Collected data entries:
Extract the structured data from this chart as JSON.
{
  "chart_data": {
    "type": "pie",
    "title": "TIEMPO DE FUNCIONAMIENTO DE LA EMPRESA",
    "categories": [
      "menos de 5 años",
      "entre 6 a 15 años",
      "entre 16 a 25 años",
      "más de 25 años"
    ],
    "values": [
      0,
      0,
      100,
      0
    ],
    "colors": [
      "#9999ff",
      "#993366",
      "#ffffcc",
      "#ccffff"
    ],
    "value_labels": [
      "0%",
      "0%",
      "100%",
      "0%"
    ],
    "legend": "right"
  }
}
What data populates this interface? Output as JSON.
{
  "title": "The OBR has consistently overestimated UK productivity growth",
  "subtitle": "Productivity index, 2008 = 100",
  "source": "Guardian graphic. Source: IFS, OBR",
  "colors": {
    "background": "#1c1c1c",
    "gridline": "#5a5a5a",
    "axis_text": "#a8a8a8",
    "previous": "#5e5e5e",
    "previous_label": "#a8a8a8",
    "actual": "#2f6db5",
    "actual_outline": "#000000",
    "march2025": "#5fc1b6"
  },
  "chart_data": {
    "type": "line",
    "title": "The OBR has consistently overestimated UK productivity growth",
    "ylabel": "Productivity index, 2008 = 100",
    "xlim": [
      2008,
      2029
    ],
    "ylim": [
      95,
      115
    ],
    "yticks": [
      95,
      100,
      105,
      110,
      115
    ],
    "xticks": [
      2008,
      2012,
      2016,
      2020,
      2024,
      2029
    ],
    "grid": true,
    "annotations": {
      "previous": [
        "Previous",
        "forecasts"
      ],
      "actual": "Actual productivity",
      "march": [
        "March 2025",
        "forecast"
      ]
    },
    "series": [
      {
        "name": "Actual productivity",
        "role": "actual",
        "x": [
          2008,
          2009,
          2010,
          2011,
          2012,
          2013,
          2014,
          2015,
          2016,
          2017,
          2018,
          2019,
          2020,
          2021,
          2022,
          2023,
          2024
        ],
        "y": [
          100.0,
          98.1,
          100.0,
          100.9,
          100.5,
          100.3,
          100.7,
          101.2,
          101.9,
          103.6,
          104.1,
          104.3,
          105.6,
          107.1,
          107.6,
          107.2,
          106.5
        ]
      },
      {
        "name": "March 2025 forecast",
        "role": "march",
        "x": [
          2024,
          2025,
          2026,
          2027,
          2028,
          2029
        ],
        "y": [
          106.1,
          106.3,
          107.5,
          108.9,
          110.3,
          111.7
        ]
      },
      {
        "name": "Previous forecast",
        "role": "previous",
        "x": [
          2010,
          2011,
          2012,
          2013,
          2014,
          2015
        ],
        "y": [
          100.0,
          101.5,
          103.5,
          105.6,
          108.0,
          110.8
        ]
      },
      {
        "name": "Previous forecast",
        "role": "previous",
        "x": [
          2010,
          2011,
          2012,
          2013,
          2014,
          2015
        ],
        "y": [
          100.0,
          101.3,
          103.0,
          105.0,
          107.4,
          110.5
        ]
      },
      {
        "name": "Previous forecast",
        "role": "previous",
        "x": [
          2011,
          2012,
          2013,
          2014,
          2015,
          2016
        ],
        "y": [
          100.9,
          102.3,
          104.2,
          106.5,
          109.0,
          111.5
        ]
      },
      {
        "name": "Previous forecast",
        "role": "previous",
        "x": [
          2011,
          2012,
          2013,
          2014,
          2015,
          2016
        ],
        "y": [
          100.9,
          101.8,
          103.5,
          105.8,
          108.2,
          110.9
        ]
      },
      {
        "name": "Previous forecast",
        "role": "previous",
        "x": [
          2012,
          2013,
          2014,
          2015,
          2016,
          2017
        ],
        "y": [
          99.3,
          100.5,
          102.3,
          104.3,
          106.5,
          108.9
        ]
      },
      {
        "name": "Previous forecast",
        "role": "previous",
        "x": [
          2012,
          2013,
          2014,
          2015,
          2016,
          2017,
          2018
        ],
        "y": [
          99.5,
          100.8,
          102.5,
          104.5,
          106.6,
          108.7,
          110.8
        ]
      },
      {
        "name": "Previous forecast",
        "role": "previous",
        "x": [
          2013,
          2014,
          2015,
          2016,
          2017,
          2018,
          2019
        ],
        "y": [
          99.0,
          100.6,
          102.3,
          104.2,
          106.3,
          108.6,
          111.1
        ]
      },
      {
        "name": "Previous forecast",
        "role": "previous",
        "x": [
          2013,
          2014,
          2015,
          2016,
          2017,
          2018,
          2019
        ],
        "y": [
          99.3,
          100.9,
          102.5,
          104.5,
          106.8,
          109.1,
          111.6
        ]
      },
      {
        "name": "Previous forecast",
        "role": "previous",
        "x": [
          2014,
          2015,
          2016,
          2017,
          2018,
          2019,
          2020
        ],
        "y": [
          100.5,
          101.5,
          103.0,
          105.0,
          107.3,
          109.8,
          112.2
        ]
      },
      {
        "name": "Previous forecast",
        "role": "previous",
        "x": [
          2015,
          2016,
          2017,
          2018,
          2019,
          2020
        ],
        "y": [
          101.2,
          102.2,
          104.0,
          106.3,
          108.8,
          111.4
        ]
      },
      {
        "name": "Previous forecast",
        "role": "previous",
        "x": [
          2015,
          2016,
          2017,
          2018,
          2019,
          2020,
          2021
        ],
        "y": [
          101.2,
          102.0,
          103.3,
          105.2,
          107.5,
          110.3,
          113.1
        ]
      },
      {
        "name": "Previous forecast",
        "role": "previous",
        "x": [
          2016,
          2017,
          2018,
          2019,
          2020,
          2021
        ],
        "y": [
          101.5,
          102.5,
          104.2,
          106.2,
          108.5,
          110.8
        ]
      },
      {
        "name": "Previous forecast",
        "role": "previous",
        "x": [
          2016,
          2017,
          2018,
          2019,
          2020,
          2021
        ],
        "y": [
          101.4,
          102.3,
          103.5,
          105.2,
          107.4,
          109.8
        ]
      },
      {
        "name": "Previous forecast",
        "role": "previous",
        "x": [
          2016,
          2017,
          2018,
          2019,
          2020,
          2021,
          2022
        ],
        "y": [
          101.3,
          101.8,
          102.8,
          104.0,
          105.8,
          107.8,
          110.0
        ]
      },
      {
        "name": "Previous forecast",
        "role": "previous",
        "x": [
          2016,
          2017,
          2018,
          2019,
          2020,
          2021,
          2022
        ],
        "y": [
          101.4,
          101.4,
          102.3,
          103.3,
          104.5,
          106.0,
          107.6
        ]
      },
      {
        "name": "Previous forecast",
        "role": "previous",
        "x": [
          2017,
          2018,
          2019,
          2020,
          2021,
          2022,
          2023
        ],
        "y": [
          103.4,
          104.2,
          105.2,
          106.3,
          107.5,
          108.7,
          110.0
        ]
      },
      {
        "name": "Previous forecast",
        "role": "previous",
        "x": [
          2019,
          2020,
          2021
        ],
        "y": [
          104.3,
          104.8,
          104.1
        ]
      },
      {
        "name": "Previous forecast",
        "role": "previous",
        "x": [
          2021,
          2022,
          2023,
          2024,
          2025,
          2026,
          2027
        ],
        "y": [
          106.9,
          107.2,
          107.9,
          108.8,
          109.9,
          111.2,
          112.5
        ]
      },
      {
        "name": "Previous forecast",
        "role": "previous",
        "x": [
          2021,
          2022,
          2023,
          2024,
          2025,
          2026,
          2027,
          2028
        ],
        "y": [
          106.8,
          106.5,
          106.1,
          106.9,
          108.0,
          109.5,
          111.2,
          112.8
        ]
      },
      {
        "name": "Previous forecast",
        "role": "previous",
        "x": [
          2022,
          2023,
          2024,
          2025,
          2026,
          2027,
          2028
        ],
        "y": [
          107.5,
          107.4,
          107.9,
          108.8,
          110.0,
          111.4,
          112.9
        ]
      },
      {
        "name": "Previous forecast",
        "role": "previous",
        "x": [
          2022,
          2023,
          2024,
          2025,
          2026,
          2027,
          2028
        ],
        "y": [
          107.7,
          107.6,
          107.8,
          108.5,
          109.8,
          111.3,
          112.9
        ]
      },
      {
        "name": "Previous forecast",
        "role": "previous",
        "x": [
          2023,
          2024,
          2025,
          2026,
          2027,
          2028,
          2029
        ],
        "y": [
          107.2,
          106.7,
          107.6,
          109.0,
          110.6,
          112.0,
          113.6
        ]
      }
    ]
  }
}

• Exercise: Scan the listing above. Gather each line that contains the word "años".

• Response:
      "menos de 5 años",
      "entre 6 a 15 años",
      "entre 16 a 25 años",
      "más de 25 años"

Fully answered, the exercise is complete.